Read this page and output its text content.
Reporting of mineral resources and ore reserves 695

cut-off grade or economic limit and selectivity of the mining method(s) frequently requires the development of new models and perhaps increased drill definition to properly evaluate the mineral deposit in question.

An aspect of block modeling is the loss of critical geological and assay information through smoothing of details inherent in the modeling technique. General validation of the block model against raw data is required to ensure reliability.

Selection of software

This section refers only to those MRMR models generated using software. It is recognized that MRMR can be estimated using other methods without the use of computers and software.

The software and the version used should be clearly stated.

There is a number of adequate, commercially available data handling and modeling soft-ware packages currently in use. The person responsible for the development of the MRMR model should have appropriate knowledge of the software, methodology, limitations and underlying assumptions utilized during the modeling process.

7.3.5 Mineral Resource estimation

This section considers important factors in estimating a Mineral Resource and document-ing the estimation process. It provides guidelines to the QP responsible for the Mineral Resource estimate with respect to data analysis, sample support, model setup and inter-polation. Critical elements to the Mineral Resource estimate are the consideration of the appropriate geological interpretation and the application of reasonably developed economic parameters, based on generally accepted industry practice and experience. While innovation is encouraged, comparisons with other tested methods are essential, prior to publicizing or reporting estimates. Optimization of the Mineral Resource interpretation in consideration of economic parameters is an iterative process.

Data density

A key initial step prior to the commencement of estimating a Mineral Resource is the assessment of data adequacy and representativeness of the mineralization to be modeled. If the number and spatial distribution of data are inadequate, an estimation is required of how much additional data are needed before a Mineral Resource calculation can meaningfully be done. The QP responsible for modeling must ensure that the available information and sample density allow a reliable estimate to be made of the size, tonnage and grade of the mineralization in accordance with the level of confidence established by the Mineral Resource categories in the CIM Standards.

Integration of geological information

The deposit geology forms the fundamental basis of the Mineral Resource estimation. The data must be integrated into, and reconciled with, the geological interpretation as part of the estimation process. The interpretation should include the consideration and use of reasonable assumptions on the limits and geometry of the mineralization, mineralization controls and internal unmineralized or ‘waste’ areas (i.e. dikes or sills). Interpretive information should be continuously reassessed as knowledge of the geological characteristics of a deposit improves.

Activity: Write out the listing exactly, keeping every character.

Result for this exercise:
Read this page and output its text content.
Reporting of mineral resources and ore reserves 695

cut-off grade or economic limit and selectivity of the mining method(s) frequently requires the development of new models and perhaps increased drill definition to properly evaluate the mineral deposit in question.

An aspect of block modeling is the loss of critical geological and assay information through smoothing of details inherent in the modeling technique. General validation of the block model against raw data is required to ensure reliability.

Selection of software

This section refers only to those MRMR models generated using software. It is recognized that MRMR can be estimated using other methods without the use of computers and software.

The software and the version used should be clearly stated.

There is a number of adequate, commercially available data handling and modeling soft-ware packages currently in use. The person responsible for the development of the MRMR model should have appropriate knowledge of the software, methodology, limitations and underlying assumptions utilized during the modeling process.

7.3.5 Mineral Resource estimation

This section considers important factors in estimating a Mineral Resource and document-ing the estimation process. It provides guidelines to the QP responsible for the Mineral Resource estimate with respect to data analysis, sample support, model setup and inter-polation. Critical elements to the Mineral Resource estimate are the consideration of the appropriate geological interpretation and the application of reasonably developed economic parameters, based on generally accepted industry practice and experience. While innovation is encouraged, comparisons with other tested methods are essential, prior to publicizing or reporting estimates. Optimization of the Mineral Resource interpretation in consideration of economic parameters is an iterative process.

Data density

A key initial step prior to the commencement of estimating a Mineral Resource is the assessment of data adequacy and representativeness of the mineralization to be modeled. If the number and spatial distribution of data are inadequate, an estimation is required of how much additional data are needed before a Mineral Resource calculation can meaningfully be done. The QP responsible for modeling must ensure that the available information and sample density allow a reliable estimate to be made of the size, tonnage and grade of the mineralization in accordance with the level of confidence established by the Mineral Resource categories in the CIM Standards.

Integration of geological information

The deposit geology forms the fundamental basis of the Mineral Resource estimation. The data must be integrated into, and reconciled with, the geological interpretation as part of the estimation process. The interpretation should include the consideration and use of reasonable assumptions on the limits and geometry of the mineralization, mineralization controls and internal unmineralized or ‘waste’ areas (i.e. dikes or sills). Interpretive information should be continuously reassessed as knowledge of the geological characteristics of a deposit improves.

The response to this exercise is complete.